** start of DATA SUPPLIED **

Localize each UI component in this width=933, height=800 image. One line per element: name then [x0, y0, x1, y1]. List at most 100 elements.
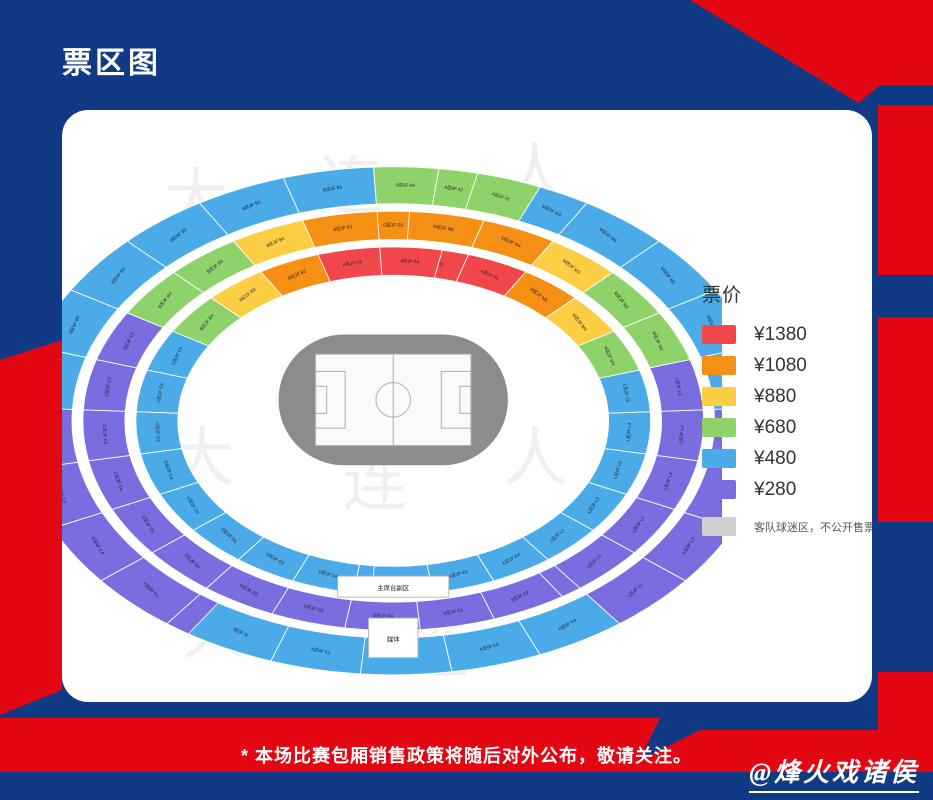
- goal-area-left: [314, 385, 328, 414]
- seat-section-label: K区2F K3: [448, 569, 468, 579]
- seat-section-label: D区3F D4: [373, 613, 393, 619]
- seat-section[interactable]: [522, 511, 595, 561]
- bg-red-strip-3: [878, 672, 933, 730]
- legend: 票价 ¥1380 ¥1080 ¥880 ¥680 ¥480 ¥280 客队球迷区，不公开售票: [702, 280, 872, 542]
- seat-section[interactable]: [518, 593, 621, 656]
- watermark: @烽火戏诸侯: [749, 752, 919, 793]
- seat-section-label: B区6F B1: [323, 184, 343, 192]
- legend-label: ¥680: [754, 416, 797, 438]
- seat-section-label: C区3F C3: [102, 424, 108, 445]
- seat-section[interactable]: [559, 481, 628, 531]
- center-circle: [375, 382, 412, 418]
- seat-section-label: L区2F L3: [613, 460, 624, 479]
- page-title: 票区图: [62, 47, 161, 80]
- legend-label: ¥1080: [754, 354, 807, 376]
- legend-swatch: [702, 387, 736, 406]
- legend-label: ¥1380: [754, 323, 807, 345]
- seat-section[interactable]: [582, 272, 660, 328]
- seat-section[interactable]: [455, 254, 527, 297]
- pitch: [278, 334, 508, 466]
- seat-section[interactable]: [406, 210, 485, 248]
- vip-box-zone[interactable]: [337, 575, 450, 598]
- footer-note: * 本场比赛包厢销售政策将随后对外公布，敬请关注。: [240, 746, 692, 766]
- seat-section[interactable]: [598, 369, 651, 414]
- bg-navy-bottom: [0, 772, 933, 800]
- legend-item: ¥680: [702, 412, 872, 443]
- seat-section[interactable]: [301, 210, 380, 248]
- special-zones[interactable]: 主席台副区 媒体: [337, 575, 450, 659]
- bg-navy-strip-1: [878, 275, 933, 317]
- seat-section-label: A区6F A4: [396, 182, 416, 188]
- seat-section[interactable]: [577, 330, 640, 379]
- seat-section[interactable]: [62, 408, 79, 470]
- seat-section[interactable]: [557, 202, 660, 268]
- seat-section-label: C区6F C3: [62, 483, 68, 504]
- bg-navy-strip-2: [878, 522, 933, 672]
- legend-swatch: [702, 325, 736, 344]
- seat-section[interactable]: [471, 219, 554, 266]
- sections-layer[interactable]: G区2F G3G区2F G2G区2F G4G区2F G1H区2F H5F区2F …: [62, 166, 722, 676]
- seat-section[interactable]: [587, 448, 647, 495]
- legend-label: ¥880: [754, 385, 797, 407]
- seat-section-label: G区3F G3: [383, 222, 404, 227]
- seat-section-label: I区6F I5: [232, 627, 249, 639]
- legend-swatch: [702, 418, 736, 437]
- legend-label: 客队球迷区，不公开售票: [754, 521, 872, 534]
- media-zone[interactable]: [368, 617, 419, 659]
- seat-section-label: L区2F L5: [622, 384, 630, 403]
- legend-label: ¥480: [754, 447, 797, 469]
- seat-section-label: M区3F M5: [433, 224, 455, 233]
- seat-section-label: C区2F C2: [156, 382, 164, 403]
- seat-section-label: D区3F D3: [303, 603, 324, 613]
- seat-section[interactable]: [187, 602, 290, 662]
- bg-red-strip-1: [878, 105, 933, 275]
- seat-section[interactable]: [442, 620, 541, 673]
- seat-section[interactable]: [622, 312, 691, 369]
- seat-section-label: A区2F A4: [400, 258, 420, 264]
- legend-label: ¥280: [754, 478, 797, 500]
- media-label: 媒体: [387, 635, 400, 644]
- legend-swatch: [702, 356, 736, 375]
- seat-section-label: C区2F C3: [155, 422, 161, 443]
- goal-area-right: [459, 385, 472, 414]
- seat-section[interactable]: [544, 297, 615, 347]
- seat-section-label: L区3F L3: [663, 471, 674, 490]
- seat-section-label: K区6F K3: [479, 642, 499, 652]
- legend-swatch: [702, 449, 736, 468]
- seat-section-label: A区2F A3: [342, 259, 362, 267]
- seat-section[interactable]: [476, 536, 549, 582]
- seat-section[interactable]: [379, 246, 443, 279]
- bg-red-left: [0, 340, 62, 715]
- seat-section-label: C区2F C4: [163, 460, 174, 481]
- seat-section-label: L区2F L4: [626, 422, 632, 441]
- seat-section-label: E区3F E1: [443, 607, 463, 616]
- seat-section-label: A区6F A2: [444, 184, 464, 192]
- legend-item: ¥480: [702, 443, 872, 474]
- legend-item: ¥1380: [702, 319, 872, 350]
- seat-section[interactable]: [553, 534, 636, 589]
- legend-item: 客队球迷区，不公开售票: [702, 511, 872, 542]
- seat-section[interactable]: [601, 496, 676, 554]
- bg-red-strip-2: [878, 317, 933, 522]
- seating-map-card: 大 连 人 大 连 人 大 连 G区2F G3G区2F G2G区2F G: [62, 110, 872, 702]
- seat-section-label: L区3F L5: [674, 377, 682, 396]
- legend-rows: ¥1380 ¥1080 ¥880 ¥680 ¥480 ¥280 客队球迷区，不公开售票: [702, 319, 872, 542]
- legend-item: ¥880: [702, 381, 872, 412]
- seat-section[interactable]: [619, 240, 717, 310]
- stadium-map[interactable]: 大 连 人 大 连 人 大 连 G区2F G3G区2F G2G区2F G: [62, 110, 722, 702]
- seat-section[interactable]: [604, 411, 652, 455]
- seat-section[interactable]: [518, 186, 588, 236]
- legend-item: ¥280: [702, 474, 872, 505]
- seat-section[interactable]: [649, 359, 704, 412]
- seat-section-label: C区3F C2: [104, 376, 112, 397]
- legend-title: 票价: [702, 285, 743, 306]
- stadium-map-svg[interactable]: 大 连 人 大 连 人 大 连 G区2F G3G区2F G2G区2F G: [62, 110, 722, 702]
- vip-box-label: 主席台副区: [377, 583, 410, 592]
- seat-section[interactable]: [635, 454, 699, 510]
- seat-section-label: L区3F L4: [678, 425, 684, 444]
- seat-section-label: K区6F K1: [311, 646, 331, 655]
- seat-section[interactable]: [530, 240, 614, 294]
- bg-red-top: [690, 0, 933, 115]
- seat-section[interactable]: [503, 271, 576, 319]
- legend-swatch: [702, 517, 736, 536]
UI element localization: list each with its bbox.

** end of DATA SUPPLIED **
** start of DATA SUPPLIED **

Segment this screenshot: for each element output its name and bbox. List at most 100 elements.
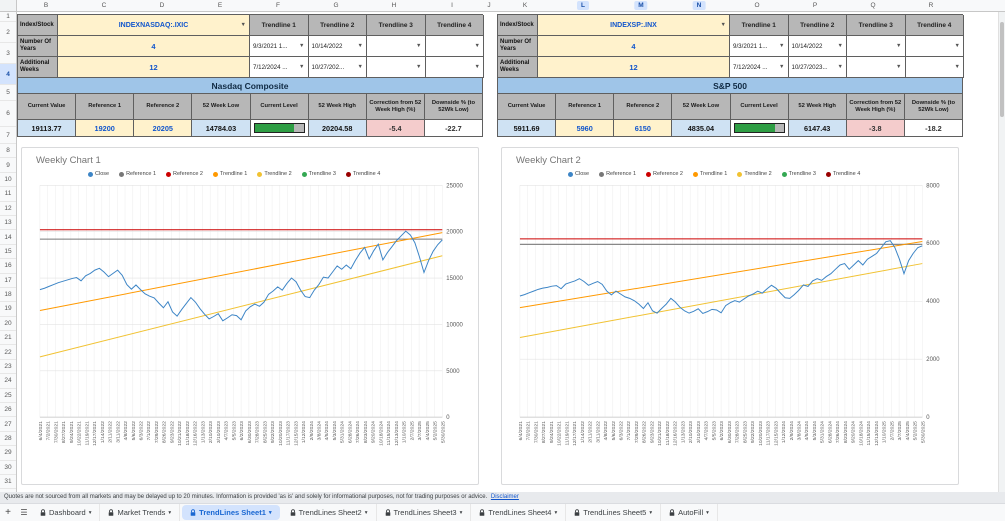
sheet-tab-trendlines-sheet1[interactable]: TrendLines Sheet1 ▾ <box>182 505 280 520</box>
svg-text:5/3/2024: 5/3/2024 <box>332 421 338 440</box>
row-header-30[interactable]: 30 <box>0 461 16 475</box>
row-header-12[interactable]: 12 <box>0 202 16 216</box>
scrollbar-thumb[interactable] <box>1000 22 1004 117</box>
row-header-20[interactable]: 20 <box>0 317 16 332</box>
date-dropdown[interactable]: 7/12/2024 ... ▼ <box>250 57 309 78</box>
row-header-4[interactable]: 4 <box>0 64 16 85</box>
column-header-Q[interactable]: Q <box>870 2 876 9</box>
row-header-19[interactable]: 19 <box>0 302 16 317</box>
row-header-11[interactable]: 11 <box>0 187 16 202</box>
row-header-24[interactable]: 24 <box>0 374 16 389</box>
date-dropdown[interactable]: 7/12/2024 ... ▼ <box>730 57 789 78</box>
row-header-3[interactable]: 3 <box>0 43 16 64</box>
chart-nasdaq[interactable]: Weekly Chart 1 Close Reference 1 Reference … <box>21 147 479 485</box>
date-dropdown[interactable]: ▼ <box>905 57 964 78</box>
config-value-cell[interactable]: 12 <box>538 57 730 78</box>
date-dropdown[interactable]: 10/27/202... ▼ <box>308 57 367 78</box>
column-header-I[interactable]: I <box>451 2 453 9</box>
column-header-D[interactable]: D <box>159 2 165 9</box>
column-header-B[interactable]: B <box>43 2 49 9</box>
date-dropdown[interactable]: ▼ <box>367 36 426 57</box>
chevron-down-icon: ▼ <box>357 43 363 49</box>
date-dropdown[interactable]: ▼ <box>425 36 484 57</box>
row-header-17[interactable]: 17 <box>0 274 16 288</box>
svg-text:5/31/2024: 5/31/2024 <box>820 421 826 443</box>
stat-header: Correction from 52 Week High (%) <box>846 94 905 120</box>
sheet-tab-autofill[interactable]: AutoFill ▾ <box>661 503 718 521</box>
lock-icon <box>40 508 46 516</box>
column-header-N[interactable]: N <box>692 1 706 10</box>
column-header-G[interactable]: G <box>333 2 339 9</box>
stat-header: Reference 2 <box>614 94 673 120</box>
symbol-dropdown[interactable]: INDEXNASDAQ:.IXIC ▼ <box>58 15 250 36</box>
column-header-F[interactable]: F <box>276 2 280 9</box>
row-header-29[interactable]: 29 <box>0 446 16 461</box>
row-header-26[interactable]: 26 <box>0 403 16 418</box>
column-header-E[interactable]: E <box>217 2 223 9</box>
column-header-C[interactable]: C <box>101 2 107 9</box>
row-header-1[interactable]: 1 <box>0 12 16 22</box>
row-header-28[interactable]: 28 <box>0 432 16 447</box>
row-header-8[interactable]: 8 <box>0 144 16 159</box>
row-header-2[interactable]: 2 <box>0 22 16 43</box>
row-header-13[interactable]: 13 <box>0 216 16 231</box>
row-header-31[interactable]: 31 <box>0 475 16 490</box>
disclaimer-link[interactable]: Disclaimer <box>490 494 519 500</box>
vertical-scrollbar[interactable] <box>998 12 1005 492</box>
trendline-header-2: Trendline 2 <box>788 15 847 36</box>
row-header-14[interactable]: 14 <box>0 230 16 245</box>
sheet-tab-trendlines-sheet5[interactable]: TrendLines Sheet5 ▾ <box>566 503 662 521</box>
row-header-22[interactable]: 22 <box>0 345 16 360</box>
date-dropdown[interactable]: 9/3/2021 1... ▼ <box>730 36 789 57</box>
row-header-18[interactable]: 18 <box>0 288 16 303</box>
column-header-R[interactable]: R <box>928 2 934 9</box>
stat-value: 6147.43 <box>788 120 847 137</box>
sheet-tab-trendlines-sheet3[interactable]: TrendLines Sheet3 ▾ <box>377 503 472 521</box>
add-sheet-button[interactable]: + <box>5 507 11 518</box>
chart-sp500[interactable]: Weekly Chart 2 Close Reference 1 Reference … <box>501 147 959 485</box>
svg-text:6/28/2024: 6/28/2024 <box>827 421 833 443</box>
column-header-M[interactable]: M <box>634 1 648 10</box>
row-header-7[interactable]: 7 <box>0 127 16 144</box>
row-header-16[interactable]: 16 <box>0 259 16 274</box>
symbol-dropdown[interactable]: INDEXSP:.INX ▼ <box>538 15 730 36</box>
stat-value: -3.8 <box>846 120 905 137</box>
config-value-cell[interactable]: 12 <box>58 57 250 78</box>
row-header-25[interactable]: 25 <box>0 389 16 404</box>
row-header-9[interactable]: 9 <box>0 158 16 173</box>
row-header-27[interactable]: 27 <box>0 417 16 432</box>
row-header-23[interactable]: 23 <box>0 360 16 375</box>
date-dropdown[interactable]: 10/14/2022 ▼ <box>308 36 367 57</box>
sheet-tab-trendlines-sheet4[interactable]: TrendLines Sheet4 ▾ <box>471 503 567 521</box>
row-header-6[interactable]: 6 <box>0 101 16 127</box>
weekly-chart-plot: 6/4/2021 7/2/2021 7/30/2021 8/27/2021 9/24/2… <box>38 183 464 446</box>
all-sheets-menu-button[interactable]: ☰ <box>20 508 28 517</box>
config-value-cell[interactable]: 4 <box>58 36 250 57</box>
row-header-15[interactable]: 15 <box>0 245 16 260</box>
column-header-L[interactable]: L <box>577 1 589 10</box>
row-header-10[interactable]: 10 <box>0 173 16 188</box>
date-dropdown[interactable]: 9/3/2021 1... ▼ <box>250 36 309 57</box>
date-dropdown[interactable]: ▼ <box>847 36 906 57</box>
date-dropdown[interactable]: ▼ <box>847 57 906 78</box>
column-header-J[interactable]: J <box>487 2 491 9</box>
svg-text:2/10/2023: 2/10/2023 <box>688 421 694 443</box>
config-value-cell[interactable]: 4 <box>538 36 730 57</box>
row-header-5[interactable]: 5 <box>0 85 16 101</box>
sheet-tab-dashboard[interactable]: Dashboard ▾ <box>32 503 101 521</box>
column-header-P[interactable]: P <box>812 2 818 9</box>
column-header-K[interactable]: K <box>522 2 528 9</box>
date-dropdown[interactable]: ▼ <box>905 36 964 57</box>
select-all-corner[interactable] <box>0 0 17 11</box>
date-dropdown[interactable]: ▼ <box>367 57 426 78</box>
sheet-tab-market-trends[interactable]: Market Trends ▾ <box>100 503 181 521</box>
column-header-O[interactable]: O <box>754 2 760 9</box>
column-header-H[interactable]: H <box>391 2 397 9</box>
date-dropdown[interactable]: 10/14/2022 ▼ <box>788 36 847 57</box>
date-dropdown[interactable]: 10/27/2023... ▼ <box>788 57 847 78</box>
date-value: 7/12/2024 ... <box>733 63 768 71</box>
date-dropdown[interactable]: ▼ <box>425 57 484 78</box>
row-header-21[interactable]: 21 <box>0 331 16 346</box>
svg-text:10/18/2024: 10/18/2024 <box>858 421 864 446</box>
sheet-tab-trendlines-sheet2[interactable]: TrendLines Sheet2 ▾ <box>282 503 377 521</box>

** end of DATA SUPPLIED **

TASK TO CARRY OUT:
Copy out the records verbatim, from the line containing "sheet-tab-trendlines-sheet1[interactable]: TrendLines Sheet1" through the line containing "date-dropdown[interactable]: 7/12/2024 ... ▼ <box>730", with both of those lines included.

OUTPUT FOR THIS TASK:
sheet-tab-trendlines-sheet1[interactable]: TrendLines Sheet1 ▾ <box>182 505 280 520</box>
svg-text:5/3/2024: 5/3/2024 <box>332 421 338 440</box>
row-header-30[interactable]: 30 <box>0 461 16 475</box>
row-header-12[interactable]: 12 <box>0 202 16 216</box>
scrollbar-thumb[interactable] <box>1000 22 1004 117</box>
row-header-20[interactable]: 20 <box>0 317 16 332</box>
date-dropdown[interactable]: 7/12/2024 ... ▼ <box>250 57 309 78</box>
row-header-4[interactable]: 4 <box>0 64 16 85</box>
column-header-Q[interactable]: Q <box>870 2 876 9</box>
row-header-19[interactable]: 19 <box>0 302 16 317</box>
row-header-11[interactable]: 11 <box>0 187 16 202</box>
row-header-24[interactable]: 24 <box>0 374 16 389</box>
date-dropdown[interactable]: 7/12/2024 ... ▼ <box>730 57 789 78</box>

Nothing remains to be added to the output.